# [RECORDS FOR THE EXERCISE]
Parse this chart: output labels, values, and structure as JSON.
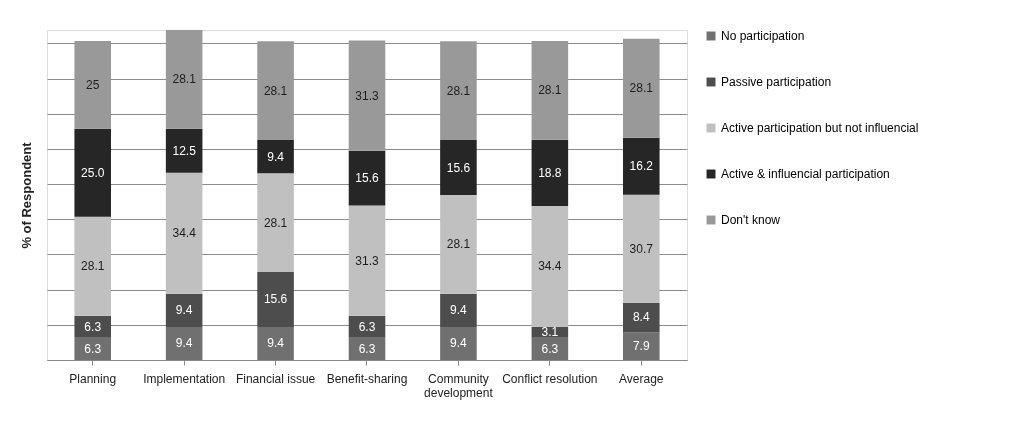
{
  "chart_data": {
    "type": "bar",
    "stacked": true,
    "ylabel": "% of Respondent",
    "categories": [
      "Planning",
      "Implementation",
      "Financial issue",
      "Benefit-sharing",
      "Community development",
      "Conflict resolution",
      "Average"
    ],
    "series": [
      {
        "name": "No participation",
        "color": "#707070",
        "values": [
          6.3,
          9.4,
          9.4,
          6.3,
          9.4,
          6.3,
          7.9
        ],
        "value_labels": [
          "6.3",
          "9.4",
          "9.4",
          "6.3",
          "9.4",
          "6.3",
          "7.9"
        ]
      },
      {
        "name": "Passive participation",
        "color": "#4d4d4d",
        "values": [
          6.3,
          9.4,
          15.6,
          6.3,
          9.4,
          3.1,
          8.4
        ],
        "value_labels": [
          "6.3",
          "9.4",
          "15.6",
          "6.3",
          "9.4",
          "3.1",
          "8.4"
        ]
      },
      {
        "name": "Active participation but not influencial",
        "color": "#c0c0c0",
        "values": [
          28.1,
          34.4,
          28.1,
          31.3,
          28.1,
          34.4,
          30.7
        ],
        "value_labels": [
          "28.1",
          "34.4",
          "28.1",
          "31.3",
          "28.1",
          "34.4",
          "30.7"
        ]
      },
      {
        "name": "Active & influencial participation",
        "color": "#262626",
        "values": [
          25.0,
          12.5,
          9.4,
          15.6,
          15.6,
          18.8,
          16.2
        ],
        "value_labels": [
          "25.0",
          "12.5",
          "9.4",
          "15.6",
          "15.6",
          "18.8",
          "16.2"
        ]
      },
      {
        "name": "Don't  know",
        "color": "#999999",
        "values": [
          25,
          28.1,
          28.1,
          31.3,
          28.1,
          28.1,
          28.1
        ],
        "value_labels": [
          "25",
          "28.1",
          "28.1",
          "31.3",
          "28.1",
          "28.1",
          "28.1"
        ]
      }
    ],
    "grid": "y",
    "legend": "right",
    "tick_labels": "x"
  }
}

# [WRITTEN INSTRUCTION]
Reproduce each entry precisely, dropping only the pictures.

# [ANSWER FOR THE TASK]
Parse this chart: output labels, values, and structure as JSON.
{
  "chart_data": {
    "type": "bar",
    "stacked": true,
    "ylabel": "% of Respondent",
    "categories": [
      "Planning",
      "Implementation",
      "Financial issue",
      "Benefit-sharing",
      "Community development",
      "Conflict resolution",
      "Average"
    ],
    "series": [
      {
        "name": "No participation",
        "color": "#707070",
        "values": [
          6.3,
          9.4,
          9.4,
          6.3,
          9.4,
          6.3,
          7.9
        ],
        "value_labels": [
          "6.3",
          "9.4",
          "9.4",
          "6.3",
          "9.4",
          "6.3",
          "7.9"
        ]
      },
      {
        "name": "Passive participation",
        "color": "#4d4d4d",
        "values": [
          6.3,
          9.4,
          15.6,
          6.3,
          9.4,
          3.1,
          8.4
        ],
        "value_labels": [
          "6.3",
          "9.4",
          "15.6",
          "6.3",
          "9.4",
          "3.1",
          "8.4"
        ]
      },
      {
        "name": "Active participation but not influencial",
        "color": "#c0c0c0",
        "values": [
          28.1,
          34.4,
          28.1,
          31.3,
          28.1,
          34.4,
          30.7
        ],
        "value_labels": [
          "28.1",
          "34.4",
          "28.1",
          "31.3",
          "28.1",
          "34.4",
          "30.7"
        ]
      },
      {
        "name": "Active & influencial participation",
        "color": "#262626",
        "values": [
          25.0,
          12.5,
          9.4,
          15.6,
          15.6,
          18.8,
          16.2
        ],
        "value_labels": [
          "25.0",
          "12.5",
          "9.4",
          "15.6",
          "15.6",
          "18.8",
          "16.2"
        ]
      },
      {
        "name": "Don't  know",
        "color": "#999999",
        "values": [
          25,
          28.1,
          28.1,
          31.3,
          28.1,
          28.1,
          28.1
        ],
        "value_labels": [
          "25",
          "28.1",
          "28.1",
          "31.3",
          "28.1",
          "28.1",
          "28.1"
        ]
      }
    ],
    "grid": "y",
    "legend": "right",
    "tick_labels": "x"
  }
}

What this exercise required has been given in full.